** Start Data rows **
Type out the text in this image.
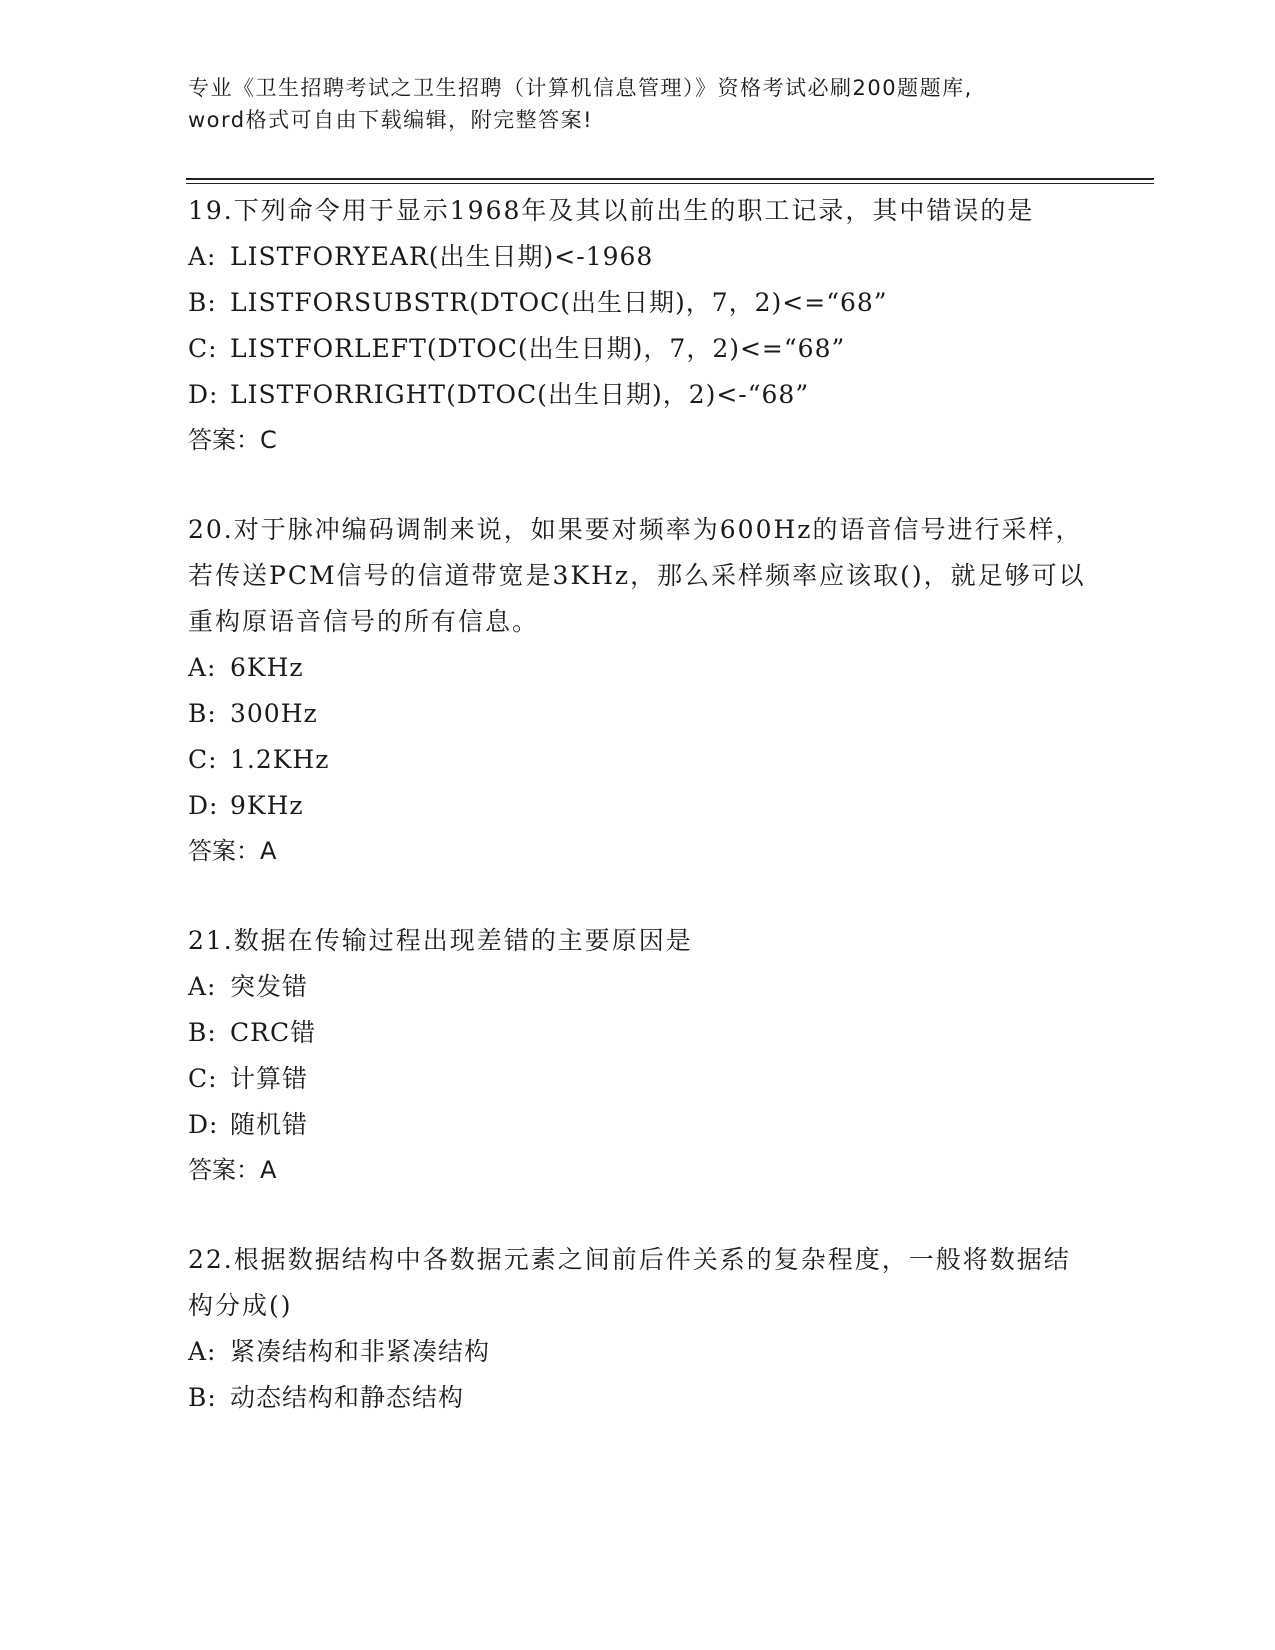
专业《卫生招聘考试之卫生招聘（计算机信息管理）》资格考试必刷200题题库,
word格式可自由下载编辑，附完整答案!

19.下列命令用于显示1968年及其以前出生的职工记录，其中错误的是

A: LISTFORYEAR(出生日期)<-1968

B: LISTFORSUBSTR(DTOC(出生日期)，7，2)<=“68”

C: LISTFORLEFT(DTOC(出生日期)，7，2)<=“68”

D: LISTFORRIGHT(DTOC(出生日期)，2)<-“68”

答案：C

20.对于脉冲编码调制来说，如果要对频率为600Hz的语音信号进行采样，若传送PCM信号的信道带宽是3KHz，那么采样频率应该取()，就足够可以重构原语音信号的所有信息。

A: 6KHz

B: 300Hz

C: 1.2KHz

D: 9KHz

答案：A

21.数据在传输过程出现差错的主要原因是

A: 突发错

B: CRC错

C: 计算错

D: 随机错

答案：A

22.根据数据结构中各数据元素之间前后件关系的复杂程度，一般将数据结构分成()

A: 紧凑结构和非紧凑结构

B: 动态结构和静态结构
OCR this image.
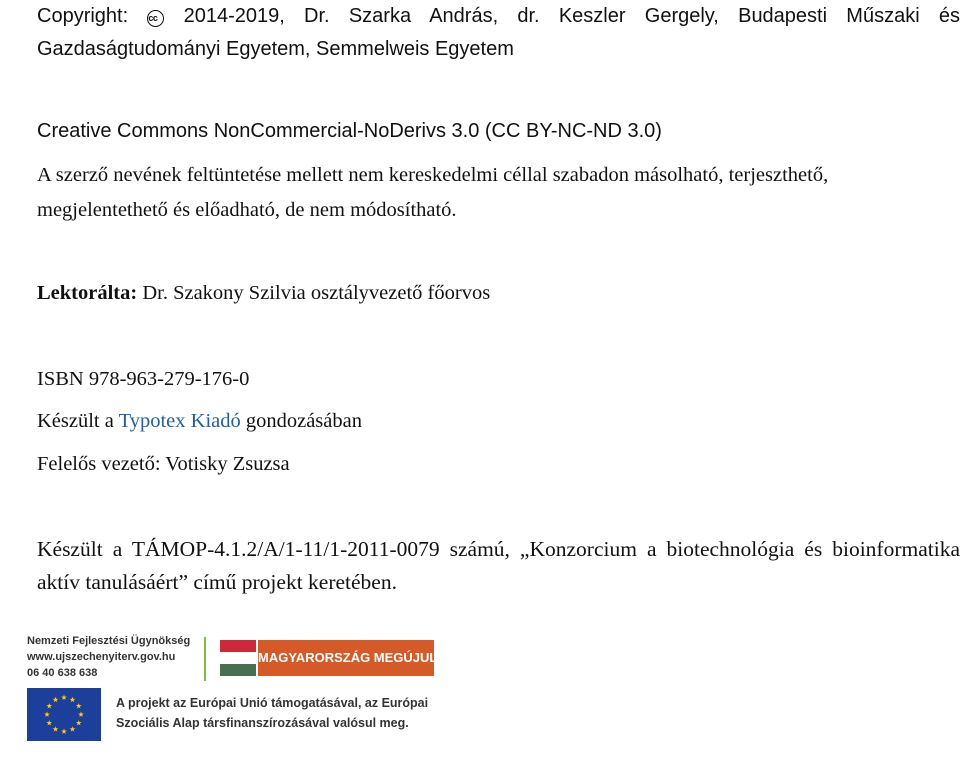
Copyright: cc 2014-2019, Dr. Szarka András, dr. Keszler Gergely, Budapesti Műszaki és Gazdaságtudományi Egyetem, Semmelweis Egyetem
Creative Commons NonCommercial-NoDerivs 3.0 (CC BY-NC-ND 3.0)
A szerző nevének feltüntetése mellett nem kereskedelmi céllal szabadon másolható, terjeszthető, megjelentethető és előadható, de nem módosítható.
Lektorálta: Dr. Szakony Szilvia osztályvezető főorvos
ISBN 978-963-279-176-0
Készült a Typotex Kiadó gondozásában
Felelős vezető: Votisky Zsuzsa
Készült a TÁMOP-4.1.2/A/1-11/1-2011-0079 számú, „Konzorcium a biotechnológia és bioinformatika aktív tanulásáért” című projekt keretében.
Nemzeti Fejlesztési Ügynökség
www.ujszechenyiterv.gov.hu
06 40 638 638
MAGYARORSZÁG MEGÚJUL
A projekt az Európai Unió támogatásával, az Európai Szociális Alap társfinanszírozásával valósul meg.
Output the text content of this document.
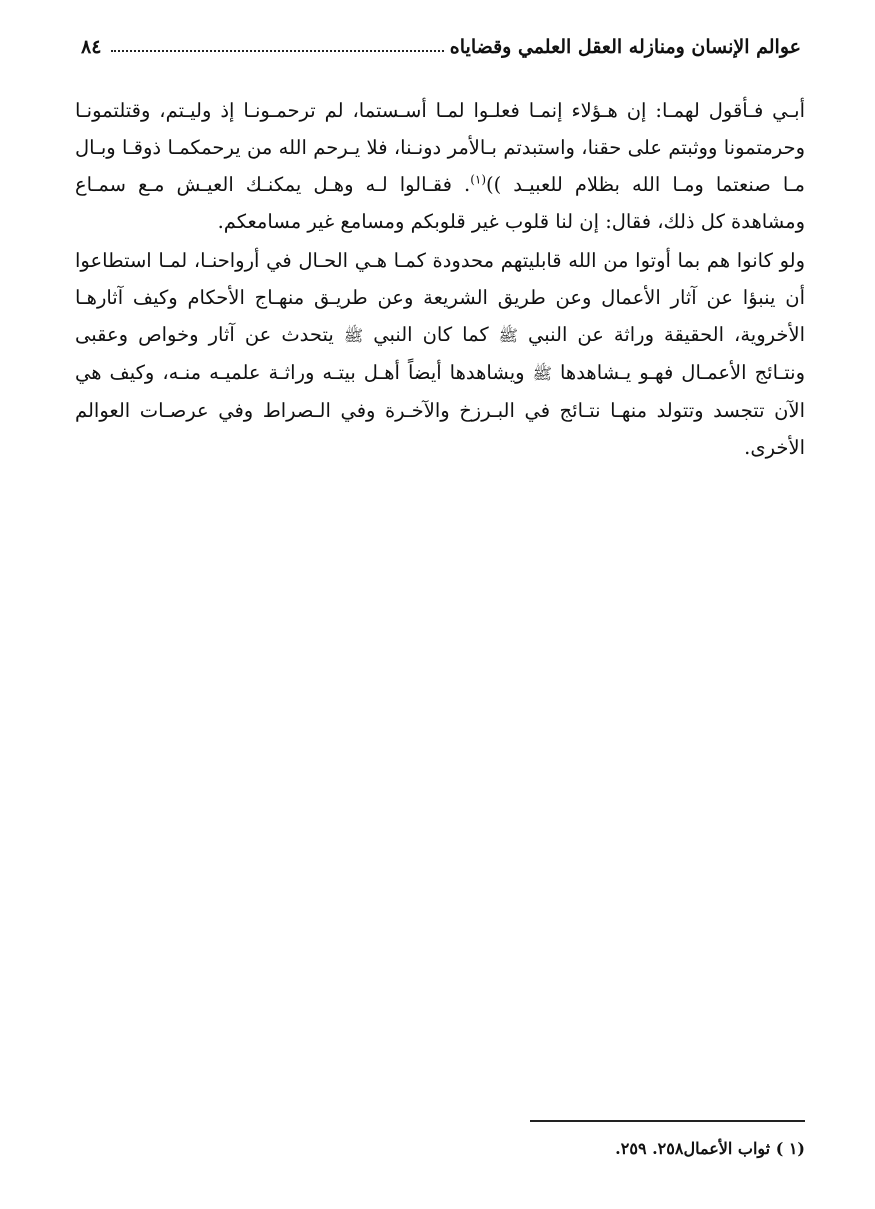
عوالم الإنسان ومنازله العقل العلمي وقضاياه
٨٤

أبـي فـأقول لهمـا: إن هـؤلاء إنمـا فعلـوا لمـا أسـستما، لم ترحمـونـا إذ وليـتم، وقتلتمونـا وحرمتمونا ووثبتم على حقنا، واستبدتم بـالأمر دونـنا، فلا يـرحم الله من يرحمكمـا ذوقـا وبـال مـا صنعتما ومـا الله بظلام للعبيـد ))$^{(١)}$. فقـالوا لـه وهـل يمكنـك العيـش مـع سمـاع ومشاهدة كل ذلك، فقال: إن لنا قلوب غير قلوبكم ومسامع غير مسامعكم.

ولو كانوا هم بما أوتوا من الله قابليتهم محدودة كمـا هـي الحـال في أرواحنـا، لمـا استطاعوا أن ينبؤا عن آثار الأعمال وعن طريق الشريعة وعن طريـق منهـاج الأحكام وكيف آثارهـا الأخروية، الحقيقة وراثة عن النبي ﷺ كما كان النبي ﷺ يتحدث عن آثار وخواص وعقبى ونتـائج الأعمـال فهـو يـشاهدها ﷺ ويشاهدها أيضاً أهـل بيتـه وراثـة علميـه منـه، وكيف هي الآن تتجسد وتتولد منهـا نتـائج في البـرزخ والآخـرة وفي الـصراط وفي عرصـات العوالم الأخرى.

(١ ) ثواب الأعمال٢٥٨. ٢٥٩.
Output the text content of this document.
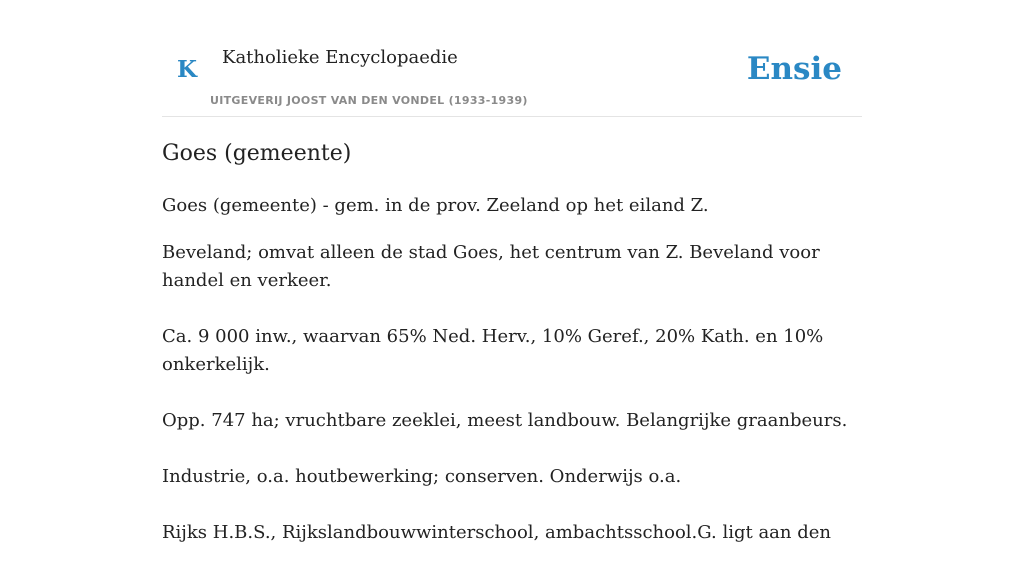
K Katholieke Encyclopaedie
UITGEVERIJ JOOST VAN DEN VONDEL (1933-1939)
Ensie
Goes (gemeente)

Goes (gemeente) - gem. in de prov. Zeeland op het eiland Z.

Beveland; omvat alleen de stad Goes, het centrum van Z. Beveland voor handel en verkeer.

Ca. 9 000 inw., waarvan 65% Ned. Herv., 10% Geref., 20% Kath. en 10% onkerkelijk.

Opp. 747 ha; vruchtbare zeeklei, meest landbouw. Belangrijke graanbeurs.

Industrie, o.a. houtbewerking; conserven. Onderwijs o.a.

Rijks H.B.S., Rijkslandbouwwinterschool, ambachtsschool.G. ligt aan den
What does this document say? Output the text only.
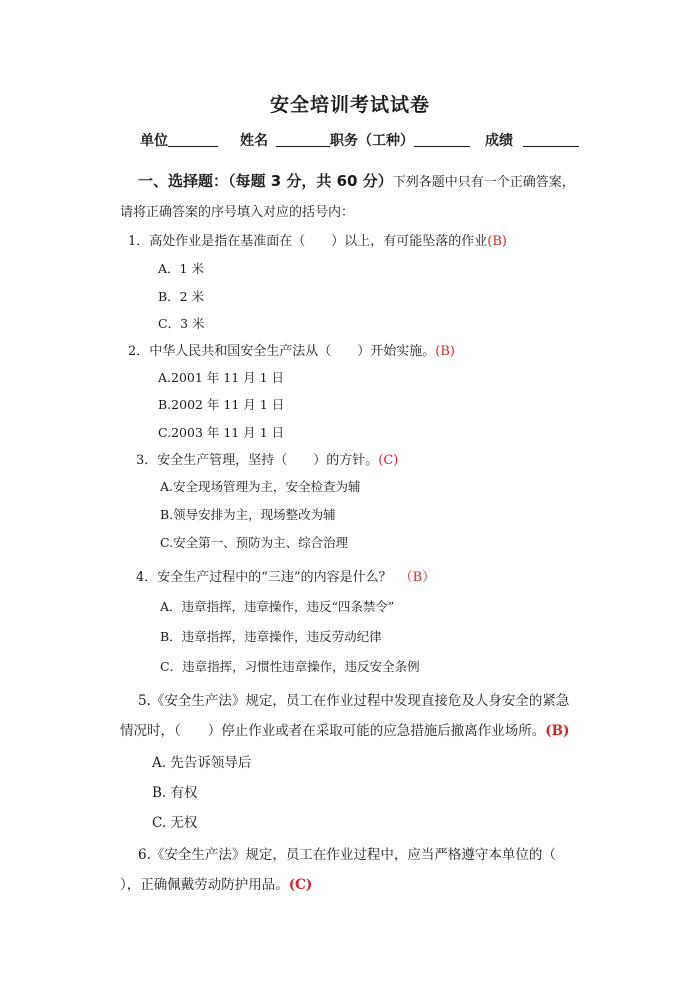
安全培训考试试卷
单位	姓名	职务（工种）	成绩
一、选择题：（每题 3 分，共 60 分）下列各题中只有一个正确答案，
请将正确答案的序号填入对应的括号内：
1．高处作业是指在基准面在（　　）以上，有可能坠落的作业(B)
A．1 米
B．2 米
C．3 米
2．中华人民共和国安全生产法从（　　）开始实施。(B)
A.2001 年 11 月 1 日
B.2002 年 11 月 1 日
C.2003 年 11 月 1 日
3．安全生产管理，坚持（　　）的方针。(C)
A.安全现场管理为主，安全检查为辅
B.领导安排为主，现场整改为辅
C.安全第一、预防为主、综合治理
4．安全生产过程中的“三违”的内容是什么？ （B）
A．违章指挥，违章操作，违反“四条禁令”
B．违章指挥，违章操作，违反劳动纪律
C．违章指挥，习惯性违章操作，违反安全条例
5.《安全生产法》规定，员工在作业过程中发现直接危及人身安全的紧急
情况时，（　　）停止作业或者在采取可能的应急措施后撤离作业场所。(B)
A. 先告诉领导后
B. 有权
C. 无权
6.《安全生产法》规定，员工在作业过程中，应当严格遵守本单位的（
），正确佩戴劳动防护用品。(C)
** End Data rows **
Exercise: Output every entry word for word, but omit the pictures.

Solved problem:
Type out the text in this image.
专业《卫生招聘考试之卫生招聘（计算机信息管理）》资格考试必刷200题题库,
word格式可自由下载编辑，附完整答案!

19.下列命令用于显示1968年及其以前出生的职工记录，其中错误的是

A: LISTFORYEAR(出生日期)<-1968

B: LISTFORSUBSTR(DTOC(出生日期)，7，2)<=“68”

C: LISTFORLEFT(DTOC(出生日期)，7，2)<=“68”

D: LISTFORRIGHT(DTOC(出生日期)，2)<-“68”

答案：C

20.对于脉冲编码调制来说，如果要对频率为600Hz的语音信号进行采样，若传送PCM信号的信道带宽是3KHz，那么采样频率应该取()，就足够可以重构原语音信号的所有信息。

A: 6KHz

B: 300Hz

C: 1.2KHz

D: 9KHz

答案：A

21.数据在传输过程出现差错的主要原因是

A: 突发错

B: CRC错

C: 计算错

D: 随机错

答案：A

22.根据数据结构中各数据元素之间前后件关系的复杂程度，一般将数据结构分成()

A: 紧凑结构和非紧凑结构

B: 动态结构和静态结构
OCR this image.
Copyright: cc 2014-2019, Dr. Szarka András, dr. Keszler Gergely, Budapesti Műszaki és Gazdaságtudományi Egyetem, Semmelweis Egyetem
Creative Commons NonCommercial-NoDerivs 3.0 (CC BY-NC-ND 3.0)
A szerző nevének feltüntetése mellett nem kereskedelmi céllal szabadon másolható, terjeszthető, megjelentethető és előadható, de nem módosítható.
Lektorálta: Dr. Szakony Szilvia osztályvezető főorvos
ISBN 978-963-279-176-0
Készült a Typotex Kiadó gondozásában
Felelős vezető: Votisky Zsuzsa
Készült a TÁMOP-4.1.2/A/1-11/1-2011-0079 számú, „Konzorcium a biotechnológia és bioinformatika aktív tanulásáért” című projekt keretében.
Nemzeti Fejlesztési Ügynökség
www.ujszechenyiterv.gov.hu
06 40 638 638
MAGYARORSZÁG MEGÚJUL
A projekt az Európai Unió támogatásával, az Európai Szociális Alap társfinanszírozásával valósul meg.
Output the text content of this document.
عوالم الإنسان ومنازله العقل العلمي وقضاياه
٨٤

أبـي فـأقول لهمـا: إن هـؤلاء إنمـا فعلـوا لمـا أسـستما، لم ترحمـونـا إذ وليـتم، وقتلتمونـا وحرمتمونا ووثبتم على حقنا، واستبدتم بـالأمر دونـنا، فلا يـرحم الله من يرحمكمـا ذوقـا وبـال مـا صنعتما ومـا الله بظلام للعبيـد ))$^{(١)}$. فقـالوا لـه وهـل يمكنـك العيـش مـع سمـاع ومشاهدة كل ذلك، فقال: إن لنا قلوب غير قلوبكم ومسامع غير مسامعكم.

ولو كانوا هم بما أوتوا من الله قابليتهم محدودة كمـا هـي الحـال في أرواحنـا، لمـا استطاعوا أن ينبؤا عن آثار الأعمال وعن طريق الشريعة وعن طريـق منهـاج الأحكام وكيف آثارهـا الأخروية، الحقيقة وراثة عن النبي ﷺ كما كان النبي ﷺ يتحدث عن آثار وخواص وعقبى ونتـائج الأعمـال فهـو يـشاهدها ﷺ ويشاهدها أيضاً أهـل بيتـه وراثـة علميـه منـه، وكيف هي الآن تتجسد وتتولد منهـا نتـائج في البـرزخ والآخـرة وفي الـصراط وفي عرصـات العوالم الأخرى.

(١ ) ثواب الأعمال٢٥٨. ٢٥٩.
Output the text content of this document.
K Katholieke Encyclopaedie
UITGEVERIJ JOOST VAN DEN VONDEL (1933-1939)
Ensie
Goes (gemeente)

Goes (gemeente) - gem. in de prov. Zeeland op het eiland Z.

Beveland; omvat alleen de stad Goes, het centrum van Z. Beveland voor handel en verkeer.

Ca. 9 000 inw., waarvan 65% Ned. Herv., 10% Geref., 20% Kath. en 10% onkerkelijk.

Opp. 747 ha; vruchtbare zeeklei, meest landbouw. Belangrijke graanbeurs.

Industrie, o.a. houtbewerking; conserven. Onderwijs o.a.

Rijks H.B.S., Rijkslandbouwwinterschool, ambachtsschool.G. ligt aan den
What does this document say? Output the text only.
安全培训考试试卷
单位	姓名	职务（工种）	成绩
一、选择题：（每题 3 分，共 60 分）下列各题中只有一个正确答案，
请将正确答案的序号填入对应的括号内：
1．高处作业是指在基准面在（　　）以上，有可能坠落的作业(B)
A．1 米
B．2 米
C．3 米
2．中华人民共和国安全生产法从（　　）开始实施。(B)
A.2001 年 11 月 1 日
B.2002 年 11 月 1 日
C.2003 年 11 月 1 日
3．安全生产管理，坚持（　　）的方针。(C)
A.安全现场管理为主，安全检查为辅
B.领导安排为主，现场整改为辅
C.安全第一、预防为主、综合治理
4．安全生产过程中的“三违”的内容是什么？ （B）
A．违章指挥，违章操作，违反“四条禁令”
B．违章指挥，违章操作，违反劳动纪律
C．违章指挥，习惯性违章操作，违反安全条例
5.《安全生产法》规定，员工在作业过程中发现直接危及人身安全的紧急
情况时，（　　）停止作业或者在采取可能的应急措施后撤离作业场所。(B)
A. 先告诉领导后
B. 有权
C. 无权
6.《安全生产法》规定，员工在作业过程中，应当严格遵守本单位的（
），正确佩戴劳动防护用品。(C)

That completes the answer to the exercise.